> [TO DO]
Wherever the string "this" occurs in a line of these records, report that line.

> [DATA FOR PROCESSING]

___

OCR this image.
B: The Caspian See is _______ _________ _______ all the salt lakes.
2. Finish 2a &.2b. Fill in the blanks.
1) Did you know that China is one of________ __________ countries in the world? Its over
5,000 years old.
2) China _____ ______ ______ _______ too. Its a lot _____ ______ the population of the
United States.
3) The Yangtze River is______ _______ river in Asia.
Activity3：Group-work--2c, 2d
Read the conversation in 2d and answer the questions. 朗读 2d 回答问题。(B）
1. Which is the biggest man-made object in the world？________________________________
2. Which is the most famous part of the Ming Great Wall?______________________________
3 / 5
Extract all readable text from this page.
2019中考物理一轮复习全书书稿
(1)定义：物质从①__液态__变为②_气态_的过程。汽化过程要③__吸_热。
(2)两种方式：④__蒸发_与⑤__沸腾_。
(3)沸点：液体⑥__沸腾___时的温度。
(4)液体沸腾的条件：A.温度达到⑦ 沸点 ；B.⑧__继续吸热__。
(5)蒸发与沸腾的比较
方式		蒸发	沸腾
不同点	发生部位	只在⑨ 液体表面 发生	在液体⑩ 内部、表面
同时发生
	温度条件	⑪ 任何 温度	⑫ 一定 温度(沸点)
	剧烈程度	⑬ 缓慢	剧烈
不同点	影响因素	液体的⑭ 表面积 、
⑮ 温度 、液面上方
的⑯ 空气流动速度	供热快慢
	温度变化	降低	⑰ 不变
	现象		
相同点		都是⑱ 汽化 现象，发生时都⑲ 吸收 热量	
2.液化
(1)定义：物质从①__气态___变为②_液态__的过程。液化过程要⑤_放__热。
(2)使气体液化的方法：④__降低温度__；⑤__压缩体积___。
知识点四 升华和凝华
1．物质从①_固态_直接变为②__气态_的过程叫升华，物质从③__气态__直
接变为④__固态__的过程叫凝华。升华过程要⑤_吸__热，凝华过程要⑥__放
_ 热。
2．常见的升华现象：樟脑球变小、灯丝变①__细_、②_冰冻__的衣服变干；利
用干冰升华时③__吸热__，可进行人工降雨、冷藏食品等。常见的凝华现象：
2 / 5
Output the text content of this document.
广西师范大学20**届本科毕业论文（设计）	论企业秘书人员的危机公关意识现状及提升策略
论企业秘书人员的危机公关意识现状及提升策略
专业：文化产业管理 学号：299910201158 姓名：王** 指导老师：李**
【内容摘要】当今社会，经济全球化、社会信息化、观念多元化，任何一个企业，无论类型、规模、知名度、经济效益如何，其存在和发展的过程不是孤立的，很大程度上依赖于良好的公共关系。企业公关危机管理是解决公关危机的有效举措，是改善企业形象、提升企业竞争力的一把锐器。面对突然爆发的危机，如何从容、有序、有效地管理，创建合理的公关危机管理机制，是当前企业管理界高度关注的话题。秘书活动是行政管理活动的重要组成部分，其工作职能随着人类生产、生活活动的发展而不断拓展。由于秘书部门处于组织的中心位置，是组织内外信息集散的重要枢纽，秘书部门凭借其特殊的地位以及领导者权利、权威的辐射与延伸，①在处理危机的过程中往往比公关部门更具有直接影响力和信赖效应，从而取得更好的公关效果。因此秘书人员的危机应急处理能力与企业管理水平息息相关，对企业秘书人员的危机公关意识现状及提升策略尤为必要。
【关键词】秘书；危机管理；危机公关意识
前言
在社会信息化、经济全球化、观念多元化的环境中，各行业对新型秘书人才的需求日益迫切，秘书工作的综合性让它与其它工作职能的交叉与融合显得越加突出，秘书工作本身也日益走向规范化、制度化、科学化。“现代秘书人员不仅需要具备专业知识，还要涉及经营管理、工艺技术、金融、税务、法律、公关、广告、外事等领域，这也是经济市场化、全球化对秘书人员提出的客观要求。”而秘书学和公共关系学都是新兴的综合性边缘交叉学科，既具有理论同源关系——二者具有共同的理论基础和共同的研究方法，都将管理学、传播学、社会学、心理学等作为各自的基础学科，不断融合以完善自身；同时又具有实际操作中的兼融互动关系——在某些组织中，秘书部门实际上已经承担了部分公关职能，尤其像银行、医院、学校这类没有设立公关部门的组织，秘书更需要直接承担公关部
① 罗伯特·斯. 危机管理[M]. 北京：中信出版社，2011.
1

___

> [COMPLETE ANSWER]
OCR this image.
Extract all readable text from this page.
Output the text content of this document.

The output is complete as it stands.